OBJECTIVE: Extract every line below, verbatim.

■ ■ ■ ■ ■ ■ ■

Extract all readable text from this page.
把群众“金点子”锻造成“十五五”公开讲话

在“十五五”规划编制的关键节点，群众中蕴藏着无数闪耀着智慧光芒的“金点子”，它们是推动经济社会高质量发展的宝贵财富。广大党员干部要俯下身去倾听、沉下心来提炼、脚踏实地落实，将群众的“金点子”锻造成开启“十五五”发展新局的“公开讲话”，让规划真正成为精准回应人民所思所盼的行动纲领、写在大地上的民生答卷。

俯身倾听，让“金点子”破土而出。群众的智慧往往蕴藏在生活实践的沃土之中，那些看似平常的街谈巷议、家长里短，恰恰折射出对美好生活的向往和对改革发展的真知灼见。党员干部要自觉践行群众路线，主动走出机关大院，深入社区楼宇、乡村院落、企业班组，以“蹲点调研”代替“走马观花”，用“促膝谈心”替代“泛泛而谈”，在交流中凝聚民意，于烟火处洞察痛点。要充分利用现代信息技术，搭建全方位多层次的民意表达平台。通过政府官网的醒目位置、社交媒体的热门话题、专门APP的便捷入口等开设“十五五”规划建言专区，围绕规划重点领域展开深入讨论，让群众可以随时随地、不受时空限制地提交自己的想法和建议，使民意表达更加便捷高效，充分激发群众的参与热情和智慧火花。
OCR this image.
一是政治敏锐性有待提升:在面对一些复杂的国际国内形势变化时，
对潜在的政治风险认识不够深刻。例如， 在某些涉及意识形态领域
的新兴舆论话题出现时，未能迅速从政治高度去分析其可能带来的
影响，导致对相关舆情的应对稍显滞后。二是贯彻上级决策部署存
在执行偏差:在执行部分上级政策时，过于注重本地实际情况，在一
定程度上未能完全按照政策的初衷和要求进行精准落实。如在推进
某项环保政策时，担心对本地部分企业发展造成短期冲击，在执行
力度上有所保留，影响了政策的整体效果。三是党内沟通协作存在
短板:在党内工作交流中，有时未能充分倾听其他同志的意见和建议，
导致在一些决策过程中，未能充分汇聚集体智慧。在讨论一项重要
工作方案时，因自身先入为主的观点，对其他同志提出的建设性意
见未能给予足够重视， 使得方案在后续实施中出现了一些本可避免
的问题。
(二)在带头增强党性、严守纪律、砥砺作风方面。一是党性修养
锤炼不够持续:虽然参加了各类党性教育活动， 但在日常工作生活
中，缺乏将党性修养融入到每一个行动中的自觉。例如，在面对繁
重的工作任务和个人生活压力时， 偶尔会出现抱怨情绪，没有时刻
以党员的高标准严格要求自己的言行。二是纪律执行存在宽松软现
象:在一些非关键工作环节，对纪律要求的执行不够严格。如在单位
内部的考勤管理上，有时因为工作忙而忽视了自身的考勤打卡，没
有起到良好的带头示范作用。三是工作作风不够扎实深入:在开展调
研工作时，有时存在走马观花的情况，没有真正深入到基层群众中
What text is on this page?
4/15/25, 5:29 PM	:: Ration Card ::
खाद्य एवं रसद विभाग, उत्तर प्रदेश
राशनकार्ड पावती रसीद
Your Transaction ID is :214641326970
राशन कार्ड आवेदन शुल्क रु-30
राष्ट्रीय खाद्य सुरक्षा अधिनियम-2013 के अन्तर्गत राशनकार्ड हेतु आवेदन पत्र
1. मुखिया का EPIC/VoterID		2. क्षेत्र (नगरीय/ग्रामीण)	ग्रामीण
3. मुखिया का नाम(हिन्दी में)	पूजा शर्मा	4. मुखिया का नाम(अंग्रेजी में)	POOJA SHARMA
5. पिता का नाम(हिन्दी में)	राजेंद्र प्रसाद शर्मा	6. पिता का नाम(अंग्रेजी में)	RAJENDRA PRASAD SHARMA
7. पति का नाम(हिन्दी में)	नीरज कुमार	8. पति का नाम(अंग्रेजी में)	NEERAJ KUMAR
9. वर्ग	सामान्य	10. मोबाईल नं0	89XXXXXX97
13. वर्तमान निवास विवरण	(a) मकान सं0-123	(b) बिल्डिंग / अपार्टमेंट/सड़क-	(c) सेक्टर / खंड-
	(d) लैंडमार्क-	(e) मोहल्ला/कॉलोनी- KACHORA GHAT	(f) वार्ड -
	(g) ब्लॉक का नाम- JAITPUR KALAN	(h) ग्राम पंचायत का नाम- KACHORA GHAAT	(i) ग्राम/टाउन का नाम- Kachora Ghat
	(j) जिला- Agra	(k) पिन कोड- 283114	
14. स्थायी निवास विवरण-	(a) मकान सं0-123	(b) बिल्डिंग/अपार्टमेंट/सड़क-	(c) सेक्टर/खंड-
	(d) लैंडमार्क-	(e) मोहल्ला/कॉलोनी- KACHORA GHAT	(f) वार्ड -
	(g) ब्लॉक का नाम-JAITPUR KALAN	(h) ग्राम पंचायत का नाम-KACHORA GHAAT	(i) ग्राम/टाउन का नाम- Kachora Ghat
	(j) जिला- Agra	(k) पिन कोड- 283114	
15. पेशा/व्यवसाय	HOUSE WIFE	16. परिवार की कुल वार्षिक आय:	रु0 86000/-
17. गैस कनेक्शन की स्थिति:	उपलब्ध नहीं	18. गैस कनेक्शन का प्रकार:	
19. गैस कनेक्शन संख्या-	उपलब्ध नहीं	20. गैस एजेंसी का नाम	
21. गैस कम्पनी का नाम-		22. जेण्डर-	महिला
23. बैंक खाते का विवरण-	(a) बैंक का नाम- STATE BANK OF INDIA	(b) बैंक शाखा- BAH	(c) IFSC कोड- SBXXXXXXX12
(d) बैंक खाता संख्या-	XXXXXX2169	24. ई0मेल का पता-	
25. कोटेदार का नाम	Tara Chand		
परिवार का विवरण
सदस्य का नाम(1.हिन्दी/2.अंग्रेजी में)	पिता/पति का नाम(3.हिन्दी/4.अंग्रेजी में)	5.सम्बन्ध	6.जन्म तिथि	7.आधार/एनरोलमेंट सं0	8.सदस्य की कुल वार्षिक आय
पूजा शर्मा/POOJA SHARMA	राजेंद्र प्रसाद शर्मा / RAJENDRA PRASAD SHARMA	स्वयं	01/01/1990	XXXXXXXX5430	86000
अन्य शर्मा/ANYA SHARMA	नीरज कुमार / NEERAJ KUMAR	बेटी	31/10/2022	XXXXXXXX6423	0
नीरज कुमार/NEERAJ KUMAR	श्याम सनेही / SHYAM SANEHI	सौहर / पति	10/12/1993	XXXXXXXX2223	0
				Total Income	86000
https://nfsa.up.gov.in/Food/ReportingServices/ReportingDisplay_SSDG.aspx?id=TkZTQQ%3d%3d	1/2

■ ■ ■ ■ ■ ■ ■

SOLVED EXERCISE:
Extract all readable text from this page.
把群众“金点子”锻造成“十五五”公开讲话

在“十五五”规划编制的关键节点，群众中蕴藏着无数闪耀着智慧光芒的“金点子”，它们是推动经济社会高质量发展的宝贵财富。广大党员干部要俯下身去倾听、沉下心来提炼、脚踏实地落实，将群众的“金点子”锻造成开启“十五五”发展新局的“公开讲话”，让规划真正成为精准回应人民所思所盼的行动纲领、写在大地上的民生答卷。

俯身倾听，让“金点子”破土而出。群众的智慧往往蕴藏在生活实践的沃土之中，那些看似平常的街谈巷议、家长里短，恰恰折射出对美好生活的向往和对改革发展的真知灼见。党员干部要自觉践行群众路线，主动走出机关大院，深入社区楼宇、乡村院落、企业班组，以“蹲点调研”代替“走马观花”，用“促膝谈心”替代“泛泛而谈”，在交流中凝聚民意，于烟火处洞察痛点。要充分利用现代信息技术，搭建全方位多层次的民意表达平台。通过政府官网的醒目位置、社交媒体的热门话题、专门APP的便捷入口等开设“十五五”规划建言专区，围绕规划重点领域展开深入讨论，让群众可以随时随地、不受时空限制地提交自己的想法和建议，使民意表达更加便捷高效，充分激发群众的参与热情和智慧火花。
OCR this image.
一是政治敏锐性有待提升:在面对一些复杂的国际国内形势变化时，
对潜在的政治风险认识不够深刻。例如， 在某些涉及意识形态领域
的新兴舆论话题出现时，未能迅速从政治高度去分析其可能带来的
影响，导致对相关舆情的应对稍显滞后。二是贯彻上级决策部署存
在执行偏差:在执行部分上级政策时，过于注重本地实际情况，在一
定程度上未能完全按照政策的初衷和要求进行精准落实。如在推进
某项环保政策时，担心对本地部分企业发展造成短期冲击，在执行
力度上有所保留，影响了政策的整体效果。三是党内沟通协作存在
短板:在党内工作交流中，有时未能充分倾听其他同志的意见和建议，
导致在一些决策过程中，未能充分汇聚集体智慧。在讨论一项重要
工作方案时，因自身先入为主的观点，对其他同志提出的建设性意
见未能给予足够重视， 使得方案在后续实施中出现了一些本可避免
的问题。
(二)在带头增强党性、严守纪律、砥砺作风方面。一是党性修养
锤炼不够持续:虽然参加了各类党性教育活动， 但在日常工作生活
中，缺乏将党性修养融入到每一个行动中的自觉。例如，在面对繁
重的工作任务和个人生活压力时， 偶尔会出现抱怨情绪，没有时刻
以党员的高标准严格要求自己的言行。二是纪律执行存在宽松软现
象:在一些非关键工作环节，对纪律要求的执行不够严格。如在单位
内部的考勤管理上，有时因为工作忙而忽视了自身的考勤打卡，没
有起到良好的带头示范作用。三是工作作风不够扎实深入:在开展调
研工作时，有时存在走马观花的情况，没有真正深入到基层群众中
What text is on this page?
4/15/25, 5:29 PM	:: Ration Card ::
खाद्य एवं रसद विभाग, उत्तर प्रदेश
राशनकार्ड पावती रसीद
Your Transaction ID is :214641326970
राशन कार्ड आवेदन शुल्क रु-30
राष्ट्रीय खाद्य सुरक्षा अधिनियम-2013 के अन्तर्गत राशनकार्ड हेतु आवेदन पत्र
1. मुखिया का EPIC/VoterID		2. क्षेत्र (नगरीय/ग्रामीण)	ग्रामीण
3. मुखिया का नाम(हिन्दी में)	पूजा शर्मा	4. मुखिया का नाम(अंग्रेजी में)	POOJA SHARMA
5. पिता का नाम(हिन्दी में)	राजेंद्र प्रसाद शर्मा	6. पिता का नाम(अंग्रेजी में)	RAJENDRA PRASAD SHARMA
7. पति का नाम(हिन्दी में)	नीरज कुमार	8. पति का नाम(अंग्रेजी में)	NEERAJ KUMAR
9. वर्ग	सामान्य	10. मोबाईल नं0	89XXXXXX97
13. वर्तमान निवास विवरण	(a) मकान सं0-123	(b) बिल्डिंग / अपार्टमेंट/सड़क-	(c) सेक्टर / खंड-
	(d) लैंडमार्क-	(e) मोहल्ला/कॉलोनी- KACHORA GHAT	(f) वार्ड -
	(g) ब्लॉक का नाम- JAITPUR KALAN	(h) ग्राम पंचायत का नाम- KACHORA GHAAT	(i) ग्राम/टाउन का नाम- Kachora Ghat
	(j) जिला- Agra	(k) पिन कोड- 283114	
14. स्थायी निवास विवरण-	(a) मकान सं0-123	(b) बिल्डिंग/अपार्टमेंट/सड़क-	(c) सेक्टर/खंड-
	(d) लैंडमार्क-	(e) मोहल्ला/कॉलोनी- KACHORA GHAT	(f) वार्ड -
	(g) ब्लॉक का नाम-JAITPUR KALAN	(h) ग्राम पंचायत का नाम-KACHORA GHAAT	(i) ग्राम/टाउन का नाम- Kachora Ghat
	(j) जिला- Agra	(k) पिन कोड- 283114	
15. पेशा/व्यवसाय	HOUSE WIFE	16. परिवार की कुल वार्षिक आय:	रु0 86000/-
17. गैस कनेक्शन की स्थिति:	उपलब्ध नहीं	18. गैस कनेक्शन का प्रकार:	
19. गैस कनेक्शन संख्या-	उपलब्ध नहीं	20. गैस एजेंसी का नाम	
21. गैस कम्पनी का नाम-		22. जेण्डर-	महिला
23. बैंक खाते का विवरण-	(a) बैंक का नाम- STATE BANK OF INDIA	(b) बैंक शाखा- BAH	(c) IFSC कोड- SBXXXXXXX12
(d) बैंक खाता संख्या-	XXXXXX2169	24. ई0मेल का पता-	
25. कोटेदार का नाम	Tara Chand		
परिवार का विवरण
सदस्य का नाम(1.हिन्दी/2.अंग्रेजी में)	पिता/पति का नाम(3.हिन्दी/4.अंग्रेजी में)	5.सम्बन्ध	6.जन्म तिथि	7.आधार/एनरोलमेंट सं0	8.सदस्य की कुल वार्षिक आय
पूजा शर्मा/POOJA SHARMA	राजेंद्र प्रसाद शर्मा / RAJENDRA PRASAD SHARMA	स्वयं	01/01/1990	XXXXXXXX5430	86000
अन्य शर्मा/ANYA SHARMA	नीरज कुमार / NEERAJ KUMAR	बेटी	31/10/2022	XXXXXXXX6423	0
नीरज कुमार/NEERAJ KUMAR	श्याम सनेही / SHYAM SANEHI	सौहर / पति	10/12/1993	XXXXXXXX2223	0
				Total Income	86000
https://nfsa.up.gov.in/Food/ReportingServices/ReportingDisplay_SSDG.aspx?id=TkZTQQ%3d%3d	1/2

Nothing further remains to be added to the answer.